## Task to carry out
Lift out each line of the data that holds "name".

## Extracted entries
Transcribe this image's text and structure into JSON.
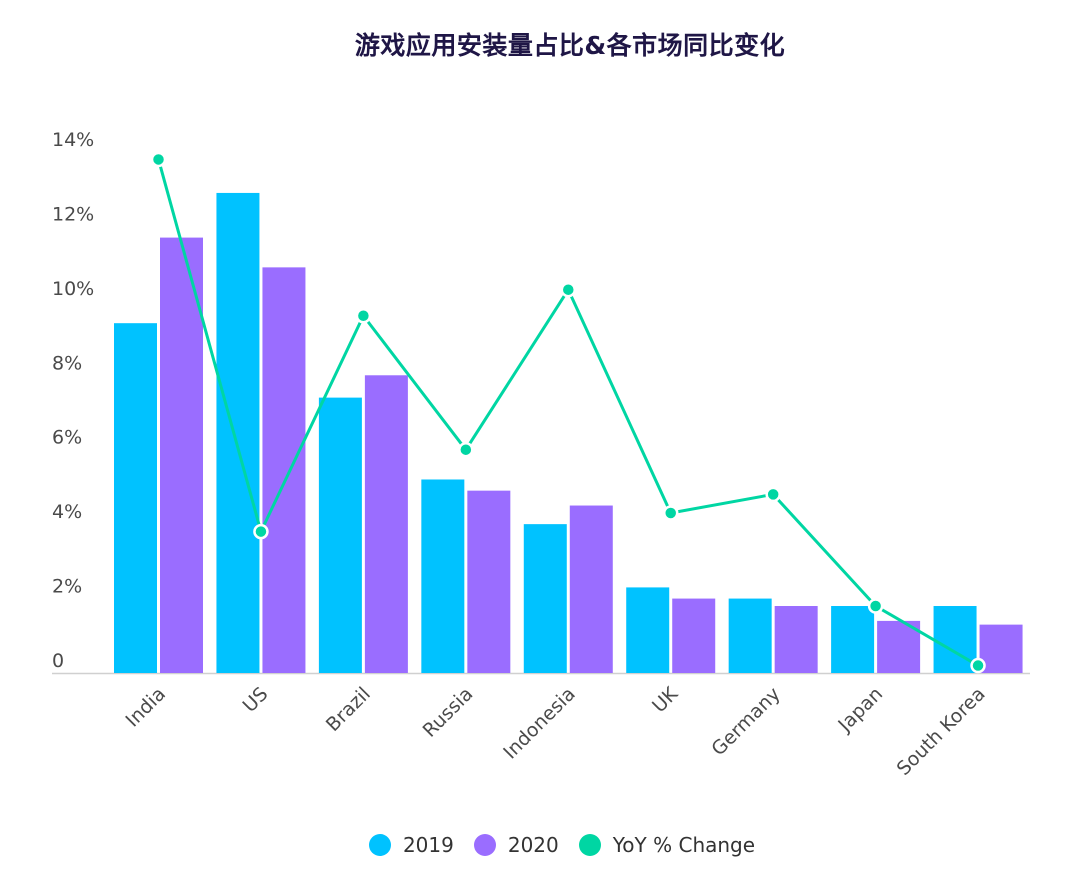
{
  "chart_data": {
    "type": "bar",
    "title": "游戏应用安装量占比&各市场同比变化",
    "categories": [
      "India",
      "US",
      "Brazil",
      "Russia",
      "Indonesia",
      "UK",
      "Germany",
      "Japan",
      "South Korea"
    ],
    "series": [
      {
        "name": "2019",
        "type": "bar",
        "color": "#00c2ff",
        "values": [
          9.4,
          12.9,
          7.4,
          5.2,
          4.0,
          2.3,
          2.0,
          1.8,
          1.8
        ]
      },
      {
        "name": "2020",
        "type": "bar",
        "color": "#9a6dff",
        "values": [
          11.7,
          10.9,
          8.0,
          4.9,
          4.5,
          2.0,
          1.8,
          1.4,
          1.3
        ]
      },
      {
        "name": "YoY % Change",
        "type": "line",
        "color": "#00d6a3",
        "values": [
          13.8,
          3.8,
          9.6,
          6.0,
          10.3,
          4.3,
          4.8,
          1.8,
          0.2
        ]
      }
    ],
    "y_ticks": [
      "0",
      "2%",
      "4%",
      "6%",
      "8%",
      "10%",
      "12%",
      "14%"
    ],
    "ylim": [
      0,
      14.4
    ],
    "xlabel": "",
    "ylabel": "",
    "grid": false,
    "legend_position": "bottom"
  }
}
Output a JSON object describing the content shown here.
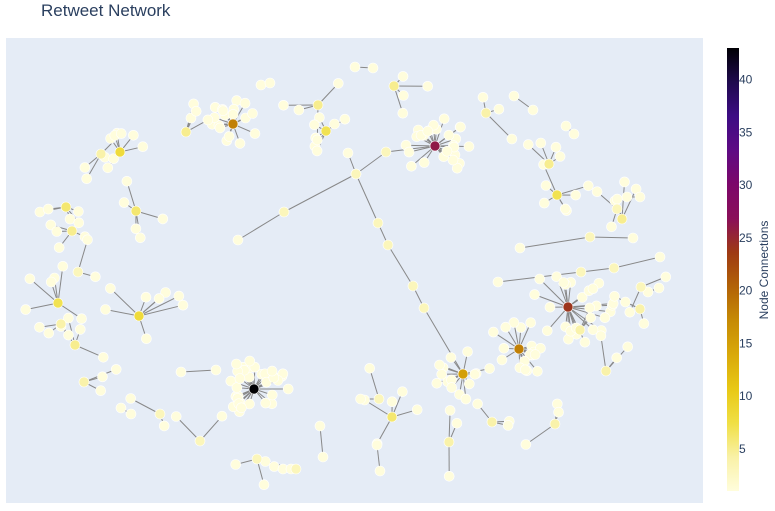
{
  "chart_data": {
    "type": "network",
    "title": "Retweet Network",
    "colorbar": {
      "title": "Node Connections",
      "min": 1,
      "max": 43,
      "ticks": [
        5,
        10,
        15,
        20,
        25,
        30,
        35,
        40
      ],
      "colorscale": [
        "#fffddc",
        "#f9f1a6",
        "#f0df44",
        "#e8c815",
        "#d9a90a",
        "#c68b05",
        "#b26207",
        "#9e3a14",
        "#8a0f59",
        "#7c076a",
        "#5e0a84",
        "#3d0c84",
        "#1f0a4e",
        "#000004"
      ]
    },
    "hubs": [
      {
        "id": "h1",
        "degree": 43
      },
      {
        "id": "h2",
        "degree": 26
      },
      {
        "id": "h3",
        "degree": 24
      },
      {
        "id": "h4",
        "degree": 18
      },
      {
        "id": "h5",
        "degree": 18
      },
      {
        "id": "h6",
        "degree": 15
      },
      {
        "id": "h7",
        "degree": 8
      },
      {
        "id": "h8",
        "degree": 8
      },
      {
        "id": "h9",
        "degree": 7
      },
      {
        "id": "h10",
        "degree": 7
      }
    ]
  }
}
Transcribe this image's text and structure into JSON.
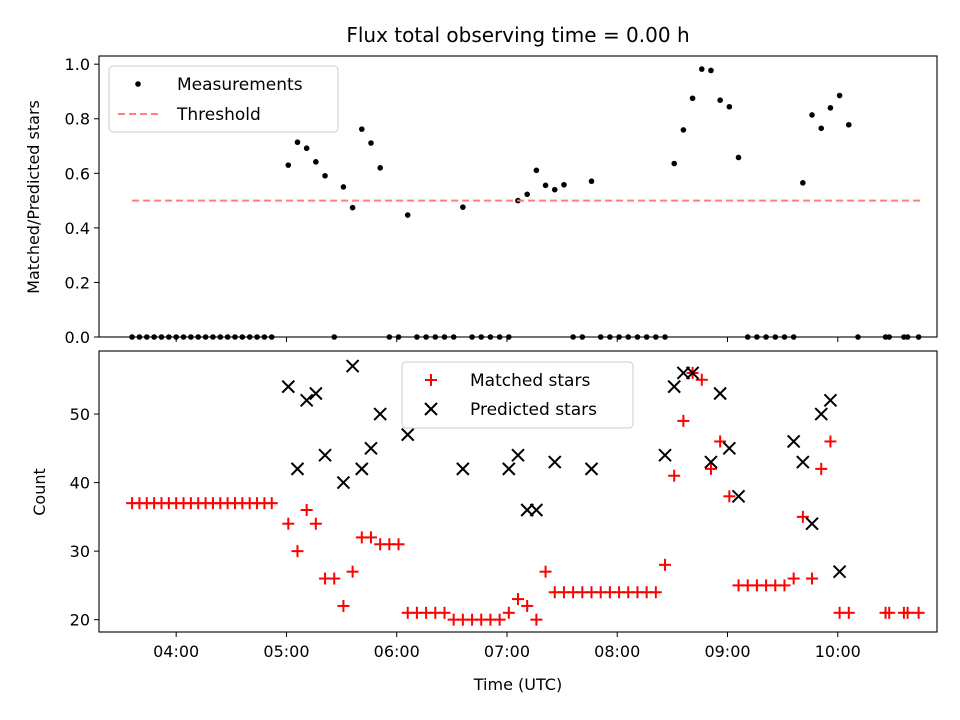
{
  "chart_data": [
    {
      "type": "scatter",
      "title": "Flux total observing time = 0.00 h",
      "xlabel": "",
      "ylabel": "Matched/Predicted stars",
      "xlim": [
        "03:18",
        "10:54"
      ],
      "ylim": [
        0,
        1.03
      ],
      "yticks": [
        "0.0",
        "0.2",
        "0.4",
        "0.6",
        "0.8",
        "1.0"
      ],
      "yticks_values": [
        0,
        0.2,
        0.4,
        0.6,
        0.8,
        1.0
      ],
      "xticks_values": [
        "04:00",
        "05:00",
        "06:00",
        "07:00",
        "08:00",
        "09:00",
        "10:00"
      ],
      "grid": false,
      "legend_position": "top-left",
      "series": [
        {
          "name": "Measurements",
          "marker": "dot",
          "color": "#000000",
          "points": [
            [
              "03:36",
              0
            ],
            [
              "03:40",
              0
            ],
            [
              "03:44",
              0
            ],
            [
              "03:48",
              0
            ],
            [
              "03:52",
              0
            ],
            [
              "03:56",
              0
            ],
            [
              "04:00",
              0
            ],
            [
              "04:04",
              0
            ],
            [
              "04:08",
              0
            ],
            [
              "04:12",
              0
            ],
            [
              "04:16",
              0
            ],
            [
              "04:20",
              0
            ],
            [
              "04:24",
              0
            ],
            [
              "04:28",
              0
            ],
            [
              "04:32",
              0
            ],
            [
              "04:36",
              0
            ],
            [
              "04:40",
              0
            ],
            [
              "04:44",
              0
            ],
            [
              "04:48",
              0
            ],
            [
              "04:52",
              0
            ],
            [
              "05:01",
              0.63
            ],
            [
              "05:06",
              0.714
            ],
            [
              "05:11",
              0.692
            ],
            [
              "05:16",
              0.642
            ],
            [
              "05:21",
              0.591
            ],
            [
              "05:26",
              0
            ],
            [
              "05:31",
              0.55
            ],
            [
              "05:36",
              0.474
            ],
            [
              "05:41",
              0.762
            ],
            [
              "05:46",
              0.711
            ],
            [
              "05:51",
              0.62
            ],
            [
              "05:56",
              0
            ],
            [
              "06:01",
              0
            ],
            [
              "06:06",
              0.447
            ],
            [
              "06:11",
              0
            ],
            [
              "06:16",
              0
            ],
            [
              "06:21",
              0
            ],
            [
              "06:26",
              0
            ],
            [
              "06:31",
              0
            ],
            [
              "06:36",
              0.476
            ],
            [
              "06:41",
              0
            ],
            [
              "06:46",
              0
            ],
            [
              "06:51",
              0
            ],
            [
              "06:56",
              0
            ],
            [
              "07:01",
              0
            ],
            [
              "07:06",
              0.5
            ],
            [
              "07:11",
              0.523
            ],
            [
              "07:16",
              0.611
            ],
            [
              "07:21",
              0.556
            ],
            [
              "07:26",
              0.54
            ],
            [
              "07:31",
              0.558
            ],
            [
              "07:36",
              0
            ],
            [
              "07:41",
              0
            ],
            [
              "07:46",
              0.571
            ],
            [
              "07:51",
              0
            ],
            [
              "07:56",
              0
            ],
            [
              "08:01",
              0
            ],
            [
              "08:06",
              0
            ],
            [
              "08:11",
              0
            ],
            [
              "08:16",
              0
            ],
            [
              "08:21",
              0
            ],
            [
              "08:26",
              0
            ],
            [
              "08:31",
              0.636
            ],
            [
              "08:36",
              0.759
            ],
            [
              "08:41",
              0.875
            ],
            [
              "08:46",
              0.982
            ],
            [
              "08:51",
              0.977
            ],
            [
              "08:56",
              0.868
            ],
            [
              "09:01",
              0.844
            ],
            [
              "09:06",
              0.658
            ],
            [
              "09:11",
              0
            ],
            [
              "09:16",
              0
            ],
            [
              "09:21",
              0
            ],
            [
              "09:26",
              0
            ],
            [
              "09:31",
              0
            ],
            [
              "09:36",
              0
            ],
            [
              "09:41",
              0.565
            ],
            [
              "09:46",
              0.814
            ],
            [
              "09:51",
              0.765
            ],
            [
              "09:56",
              0.84
            ],
            [
              "10:01",
              0.885
            ],
            [
              "10:06",
              0.778
            ],
            [
              "10:11",
              0
            ],
            [
              "10:26",
              0
            ],
            [
              "10:28",
              0
            ],
            [
              "10:36",
              0
            ],
            [
              "10:38",
              0
            ],
            [
              "10:44",
              0
            ]
          ]
        },
        {
          "name": "Threshold",
          "marker": "dashed-line",
          "color": "#ff7f7f",
          "points": [
            [
              "03:36",
              0.5
            ],
            [
              "10:46",
              0.5
            ]
          ]
        }
      ]
    },
    {
      "type": "scatter",
      "title": "",
      "xlabel": "Time (UTC)",
      "ylabel": "Count",
      "xlim": [
        "03:18",
        "10:54"
      ],
      "ylim": [
        18.2,
        59.2
      ],
      "yticks": [
        "20",
        "30",
        "40",
        "50"
      ],
      "yticks_values": [
        20,
        30,
        40,
        50
      ],
      "xticks": [
        "04:00",
        "05:00",
        "06:00",
        "07:00",
        "08:00",
        "09:00",
        "10:00"
      ],
      "xticks_values": [
        "04:00",
        "05:00",
        "06:00",
        "07:00",
        "08:00",
        "09:00",
        "10:00"
      ],
      "grid": false,
      "legend_position": "top-center",
      "series": [
        {
          "name": "Matched stars",
          "marker": "plus",
          "color": "#ff0000",
          "points": [
            [
              "03:36",
              37
            ],
            [
              "03:40",
              37
            ],
            [
              "03:44",
              37
            ],
            [
              "03:48",
              37
            ],
            [
              "03:52",
              37
            ],
            [
              "03:56",
              37
            ],
            [
              "04:00",
              37
            ],
            [
              "04:04",
              37
            ],
            [
              "04:08",
              37
            ],
            [
              "04:12",
              37
            ],
            [
              "04:16",
              37
            ],
            [
              "04:20",
              37
            ],
            [
              "04:24",
              37
            ],
            [
              "04:28",
              37
            ],
            [
              "04:32",
              37
            ],
            [
              "04:36",
              37
            ],
            [
              "04:40",
              37
            ],
            [
              "04:44",
              37
            ],
            [
              "04:48",
              37
            ],
            [
              "04:52",
              37
            ],
            [
              "05:01",
              34
            ],
            [
              "05:06",
              30
            ],
            [
              "05:11",
              36
            ],
            [
              "05:16",
              34
            ],
            [
              "05:21",
              26
            ],
            [
              "05:26",
              26
            ],
            [
              "05:31",
              22
            ],
            [
              "05:36",
              27
            ],
            [
              "05:41",
              32
            ],
            [
              "05:46",
              32
            ],
            [
              "05:51",
              31
            ],
            [
              "05:56",
              31
            ],
            [
              "06:01",
              31
            ],
            [
              "06:06",
              21
            ],
            [
              "06:11",
              21
            ],
            [
              "06:16",
              21
            ],
            [
              "06:21",
              21
            ],
            [
              "06:26",
              21
            ],
            [
              "06:31",
              20
            ],
            [
              "06:36",
              20
            ],
            [
              "06:41",
              20
            ],
            [
              "06:46",
              20
            ],
            [
              "06:51",
              20
            ],
            [
              "06:56",
              20
            ],
            [
              "07:01",
              21
            ],
            [
              "07:06",
              23
            ],
            [
              "07:11",
              22
            ],
            [
              "07:16",
              20
            ],
            [
              "07:21",
              27
            ],
            [
              "07:26",
              24
            ],
            [
              "07:31",
              24
            ],
            [
              "07:36",
              24
            ],
            [
              "07:41",
              24
            ],
            [
              "07:46",
              24
            ],
            [
              "07:51",
              24
            ],
            [
              "07:56",
              24
            ],
            [
              "08:01",
              24
            ],
            [
              "08:06",
              24
            ],
            [
              "08:11",
              24
            ],
            [
              "08:16",
              24
            ],
            [
              "08:21",
              24
            ],
            [
              "08:26",
              28
            ],
            [
              "08:31",
              41
            ],
            [
              "08:36",
              49
            ],
            [
              "08:41",
              56
            ],
            [
              "08:46",
              55
            ],
            [
              "08:51",
              42
            ],
            [
              "08:56",
              46
            ],
            [
              "09:01",
              38
            ],
            [
              "09:06",
              25
            ],
            [
              "09:11",
              25
            ],
            [
              "09:16",
              25
            ],
            [
              "09:21",
              25
            ],
            [
              "09:26",
              25
            ],
            [
              "09:31",
              25
            ],
            [
              "09:36",
              26
            ],
            [
              "09:41",
              35
            ],
            [
              "09:46",
              26
            ],
            [
              "09:51",
              42
            ],
            [
              "09:56",
              46
            ],
            [
              "10:01",
              21
            ],
            [
              "10:06",
              21
            ],
            [
              "10:26",
              21
            ],
            [
              "10:28",
              21
            ],
            [
              "10:36",
              21
            ],
            [
              "10:38",
              21
            ],
            [
              "10:44",
              21
            ]
          ]
        },
        {
          "name": "Predicted stars",
          "marker": "x",
          "color": "#000000",
          "points": [
            [
              "05:01",
              54
            ],
            [
              "05:06",
              42
            ],
            [
              "05:11",
              52
            ],
            [
              "05:16",
              53
            ],
            [
              "05:21",
              44
            ],
            [
              "05:31",
              40
            ],
            [
              "05:36",
              57
            ],
            [
              "05:41",
              42
            ],
            [
              "05:46",
              45
            ],
            [
              "05:51",
              50
            ],
            [
              "06:06",
              47
            ],
            [
              "06:36",
              42
            ],
            [
              "07:01",
              42
            ],
            [
              "07:06",
              44
            ],
            [
              "07:11",
              36
            ],
            [
              "07:16",
              36
            ],
            [
              "07:26",
              43
            ],
            [
              "07:46",
              42
            ],
            [
              "08:26",
              44
            ],
            [
              "08:31",
              54
            ],
            [
              "08:36",
              56
            ],
            [
              "08:41",
              56
            ],
            [
              "08:51",
              43
            ],
            [
              "08:56",
              53
            ],
            [
              "09:01",
              45
            ],
            [
              "09:06",
              38
            ],
            [
              "09:36",
              46
            ],
            [
              "09:41",
              43
            ],
            [
              "09:46",
              34
            ],
            [
              "09:51",
              50
            ],
            [
              "09:56",
              52
            ],
            [
              "10:01",
              27
            ]
          ]
        }
      ]
    }
  ]
}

## Problem solution
        "name": "2019",
        "name": "2020",
        "name": "YoY % Change",
          "name": "Measurements",
          "name": "Threshold",
          "name": "Matched stars",
          "name": "Predicted stars",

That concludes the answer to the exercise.